■ SHORT EXERCISE ■
Make a verbatim copy of the entries below; pictures stay out.
********
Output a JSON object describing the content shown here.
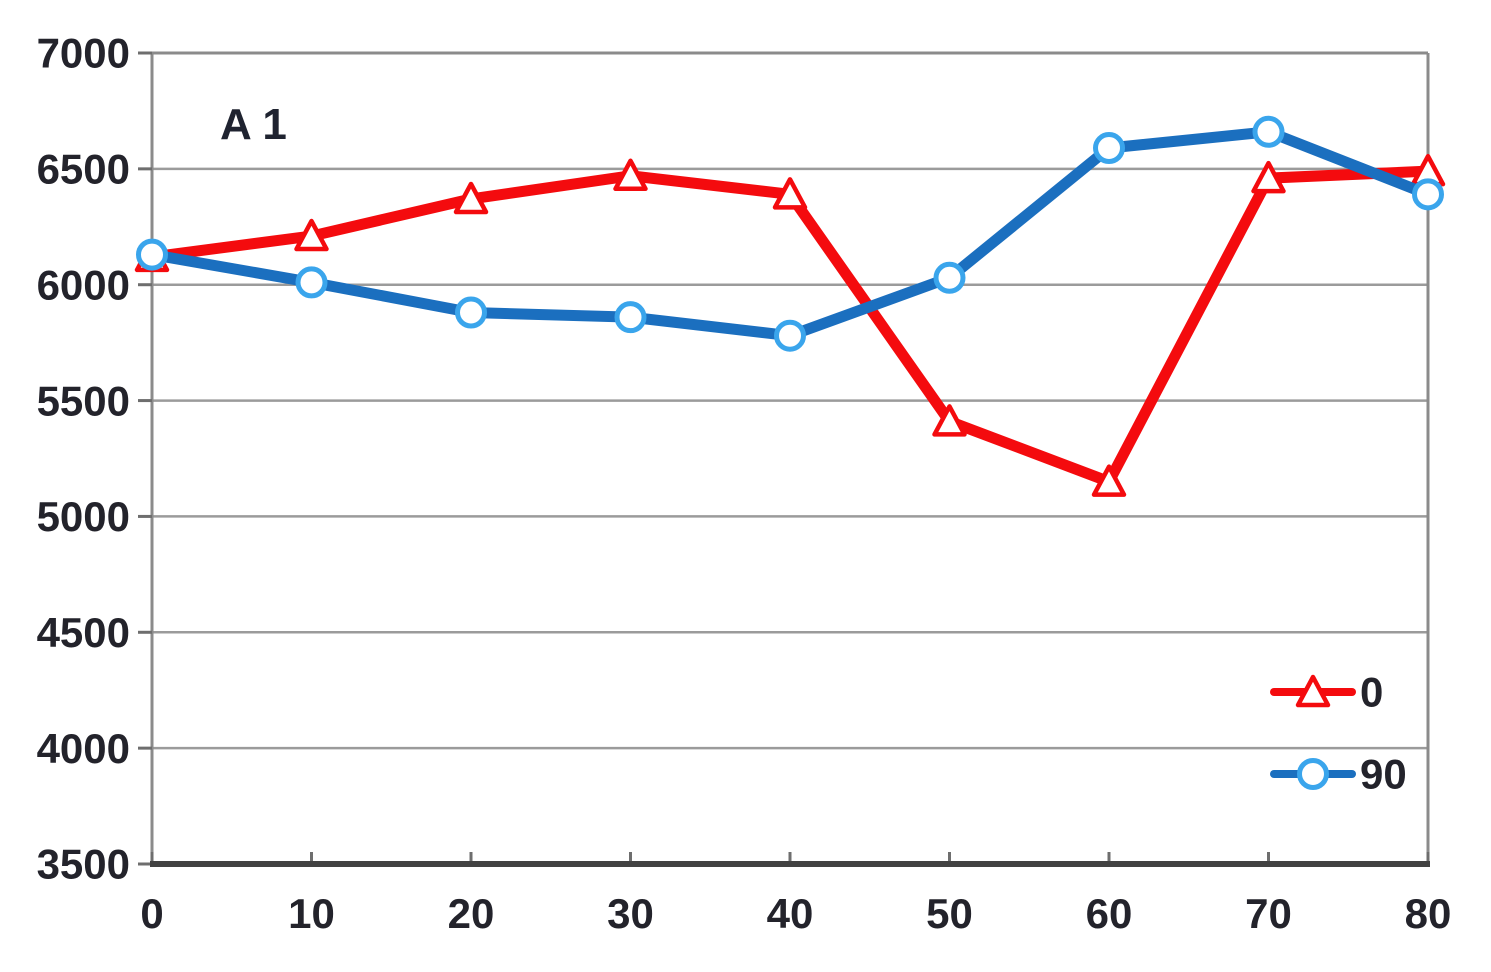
{
  "chart_data": {
    "type": "line",
    "title": "A 1",
    "xlabel": "",
    "ylabel": "",
    "x": [
      0,
      10,
      20,
      30,
      40,
      50,
      60,
      70,
      80
    ],
    "x_tick_labels": [
      "0",
      "10",
      "20",
      "30",
      "40",
      "50",
      "60",
      "70",
      "80"
    ],
    "y_tick_labels": [
      "3500",
      "4000",
      "4500",
      "5000",
      "5500",
      "6000",
      "6500",
      "7000"
    ],
    "xlim": [
      0,
      80
    ],
    "ylim": [
      3500,
      7000
    ],
    "y_tick_step": 500,
    "x_tick_step": 10,
    "grid": "horizontal gridlines every 500, boxed plot area",
    "legend_position": "inside right, lower middle",
    "series": [
      {
        "name": "0",
        "color": "#f40b0e",
        "marker": "triangle",
        "marker_color": "#f40b0e",
        "values": [
          6120,
          6210,
          6370,
          6470,
          6390,
          5410,
          5150,
          6460,
          6490
        ]
      },
      {
        "name": "90",
        "color": "#1b6fbf",
        "marker": "circle",
        "marker_color": "#3aa5ec",
        "values": [
          6130,
          6010,
          5880,
          5860,
          5780,
          6030,
          6590,
          6660,
          6390
        ]
      }
    ]
  },
  "style": {
    "background": "#ffffff",
    "text_color": "#23232b",
    "grid_color": "#9b9b9b",
    "border_color": "#8b8b8b",
    "axis_color": "#424242",
    "tick_color": "#6e6e6e"
  }
}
********
■ EXERCISE SOLUTION ■
Output a JSON object describing the content shown here.
{
  "chart_data": {
    "type": "line",
    "title": "A 1",
    "xlabel": "",
    "ylabel": "",
    "x": [
      0,
      10,
      20,
      30,
      40,
      50,
      60,
      70,
      80
    ],
    "x_tick_labels": [
      "0",
      "10",
      "20",
      "30",
      "40",
      "50",
      "60",
      "70",
      "80"
    ],
    "y_tick_labels": [
      "3500",
      "4000",
      "4500",
      "5000",
      "5500",
      "6000",
      "6500",
      "7000"
    ],
    "xlim": [
      0,
      80
    ],
    "ylim": [
      3500,
      7000
    ],
    "y_tick_step": 500,
    "x_tick_step": 10,
    "grid": "horizontal gridlines every 500, boxed plot area",
    "legend_position": "inside right, lower middle",
    "series": [
      {
        "name": "0",
        "color": "#f40b0e",
        "marker": "triangle",
        "marker_color": "#f40b0e",
        "values": [
          6120,
          6210,
          6370,
          6470,
          6390,
          5410,
          5150,
          6460,
          6490
        ]
      },
      {
        "name": "90",
        "color": "#1b6fbf",
        "marker": "circle",
        "marker_color": "#3aa5ec",
        "values": [
          6130,
          6010,
          5880,
          5860,
          5780,
          6030,
          6590,
          6660,
          6390
        ]
      }
    ]
  },
  "style": {
    "background": "#ffffff",
    "text_color": "#23232b",
    "grid_color": "#9b9b9b",
    "border_color": "#8b8b8b",
    "axis_color": "#424242",
    "tick_color": "#6e6e6e"
  }
}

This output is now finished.